EXERCISE ▸
Transcribe only what runs from the line containing "Type out the text in this image." through the final line below, exactly, and leave every picture out.

(Dataset items)
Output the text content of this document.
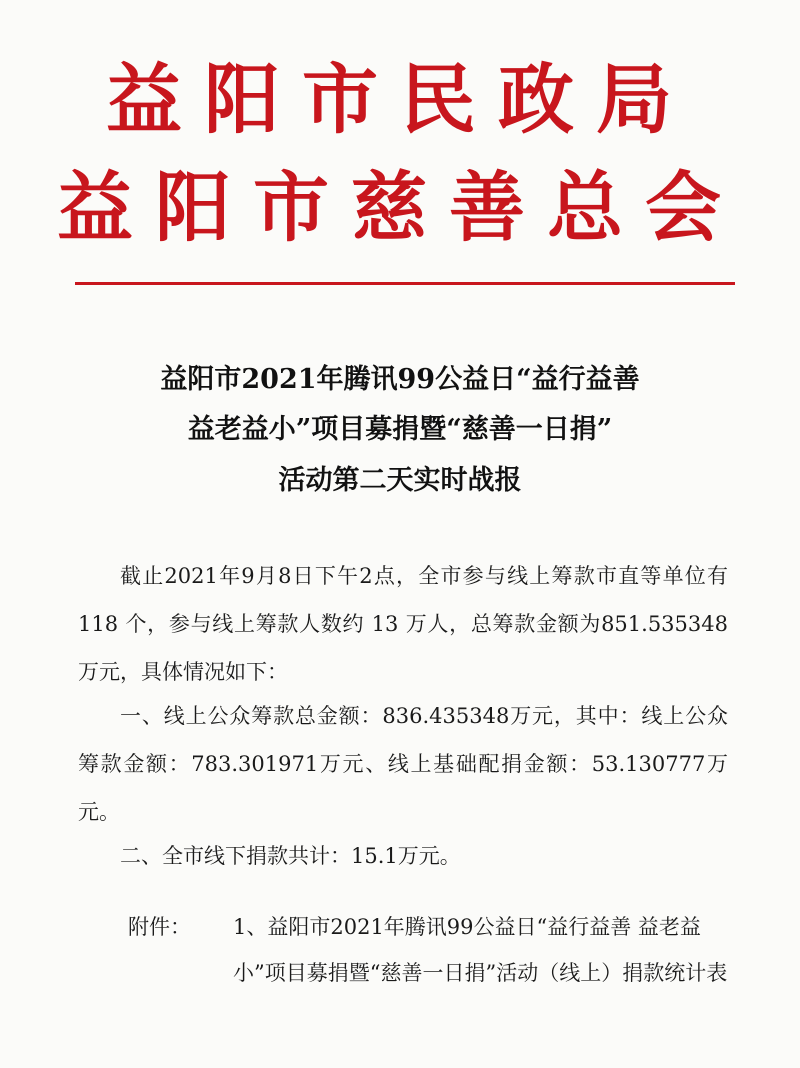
益阳市民政局
益阳市慈善总会
益阳市2021年腾讯99公益日“益行益善
益老益小”项目募捐暨“慈善一日捐”
活动第二天实时战报
截止2021年9月8日下午2点，全市参与线上筹款市直等单位有 118 个，参与线上筹款人数约 13 万人，总筹款金额为851.535348万元，具体情况如下：
一、线上公众筹款总金额：836.435348万元，其中：线上公众筹款金额：783.301971万元、线上基础配捐金额：53.130777万元。
二、全市线下捐款共计：15.1万元。
附件： 1、益阳市2021年腾讯99公益日“益行益善 益老益小”项目募捐暨“慈善一日捐”活动（线上）捐款统计表
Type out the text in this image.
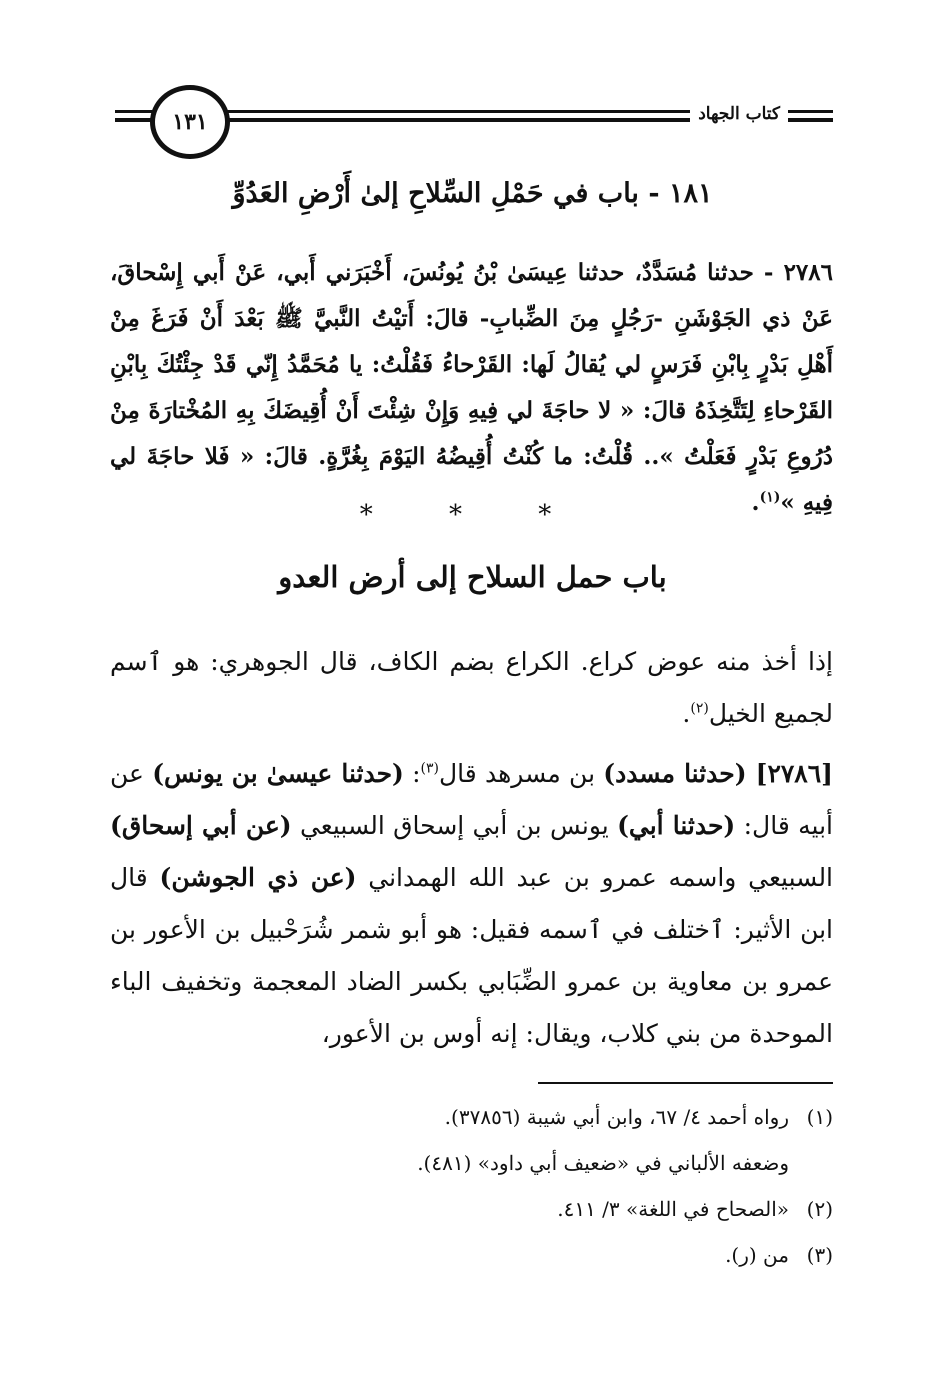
كتاب الجهاد
١٣١
١٨١ - باب في حَمْلِ السِّلاحِ إلىٰ أَرْضِ العَدُوِّ
٢٧٨٦ - حدثنا مُسَدَّدٌ، حدثنا عِيسَىٰ بْنُ يُونُسَ، أَخْبَرَني أَبي، عَنْ أَبي إِسْحاقَ، عَنْ ذي الجَوْشَنِ -رَجُلٍ مِنَ الضِّبابِ- قالَ: أَتيْتُ النَّبيَّ ﷺ بَعْدَ أَنْ فَرَغَ مِنْ أَهْلِ بَدْرٍ بِابْنِ فَرَسٍ لي يُقالُ لَها: القَرْحاءُ فَقُلْتُ: يا مُحَمَّدُ إِنّي قَدْ جِئْتُكَ بِابْنِ القَرْحاءِ لِتَتَّخِذَهُ قالَ: « لا حاجَةَ لي فِيهِ وَإِنْ شِئْتَ أَنْ أُقِيضَكَ بِهِ المُخْتارَةَ مِنْ دُرُوعِ بَدْرٍ فَعَلْتُ ».. قُلْتُ: ما كُنْتُ أُقِيضُهُ اليَوْمَ بِغُرَّةٍ. قالَ: « فَلا حاجَةَ لي فِيهِ »$^{(١)}$.
* * *
باب حمل السلاح إلى أرض العدو

إذا أخذ منه عوض كراع. الكراع بضم الكاف، قال الجوهري: هو ٱسم لجميع الخيل$^{(٢)}$.

[٢٧٨٦] (حدثنا مسدد) بن مسرهد قال$^{(٣)}$: (حدثنا عيسىٰ بن يونس) عن أبيه قال: (حدثنا أبي) يونس بن أبي إسحاق السبيعي (عن أبي إسحاق) السبيعي واسمه عمرو بن عبد الله الهمداني (عن ذي الجوشن) قال ابن الأثير: ٱختلف في ٱسمه فقيل: هو أبو شمر شُرَحْبيل بن الأعور بن عمرو بن معاوية بن عمرو الضِّبَابي بكسر الضاد المعجمة وتخفيف الباء الموحدة من بني كلاب، ويقال: إنه أوس بن الأعور،

(١)رواه أحمد ٤/ ٦٧، وابن أبي شيبة (٣٧٨٥٦).
وضعفه الألباني في «ضعيف أبي داود» (٤٨١).
(٢)«الصحاح في اللغة» ٣/ ٤١١.
(٣)من (ر).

SOLUTION ▸
Type out the text in this image.
كتاب الجهاد
١٣١
١٨١ - باب في حَمْلِ السِّلاحِ إلىٰ أَرْضِ العَدُوِّ
٢٧٨٦ - حدثنا مُسَدَّدٌ، حدثنا عِيسَىٰ بْنُ يُونُسَ، أَخْبَرَني أَبي، عَنْ أَبي إِسْحاقَ، عَنْ ذي الجَوْشَنِ -رَجُلٍ مِنَ الضِّبابِ- قالَ: أَتيْتُ النَّبيَّ ﷺ بَعْدَ أَنْ فَرَغَ مِنْ أَهْلِ بَدْرٍ بِابْنِ فَرَسٍ لي يُقالُ لَها: القَرْحاءُ فَقُلْتُ: يا مُحَمَّدُ إِنّي قَدْ جِئْتُكَ بِابْنِ القَرْحاءِ لِتَتَّخِذَهُ قالَ: « لا حاجَةَ لي فِيهِ وَإِنْ شِئْتَ أَنْ أُقِيضَكَ بِهِ المُخْتارَةَ مِنْ دُرُوعِ بَدْرٍ فَعَلْتُ ».. قُلْتُ: ما كُنْتُ أُقِيضُهُ اليَوْمَ بِغُرَّةٍ. قالَ: « فَلا حاجَةَ لي فِيهِ »$^{(١)}$.
* * *
باب حمل السلاح إلى أرض العدو

إذا أخذ منه عوض كراع. الكراع بضم الكاف، قال الجوهري: هو ٱسم لجميع الخيل$^{(٢)}$.

[٢٧٨٦] (حدثنا مسدد) بن مسرهد قال$^{(٣)}$: (حدثنا عيسىٰ بن يونس) عن أبيه قال: (حدثنا أبي) يونس بن أبي إسحاق السبيعي (عن أبي إسحاق) السبيعي واسمه عمرو بن عبد الله الهمداني (عن ذي الجوشن) قال ابن الأثير: ٱختلف في ٱسمه فقيل: هو أبو شمر شُرَحْبيل بن الأعور بن عمرو بن معاوية بن عمرو الضِّبَابي بكسر الضاد المعجمة وتخفيف الباء الموحدة من بني كلاب، ويقال: إنه أوس بن الأعور،

(١)رواه أحمد ٤/ ٦٧، وابن أبي شيبة (٣٧٨٥٦).
وضعفه الألباني في «ضعيف أبي داود» (٤٨١).
(٢)«الصحاح في اللغة» ٣/ ٤١١.
(٣)من (ر).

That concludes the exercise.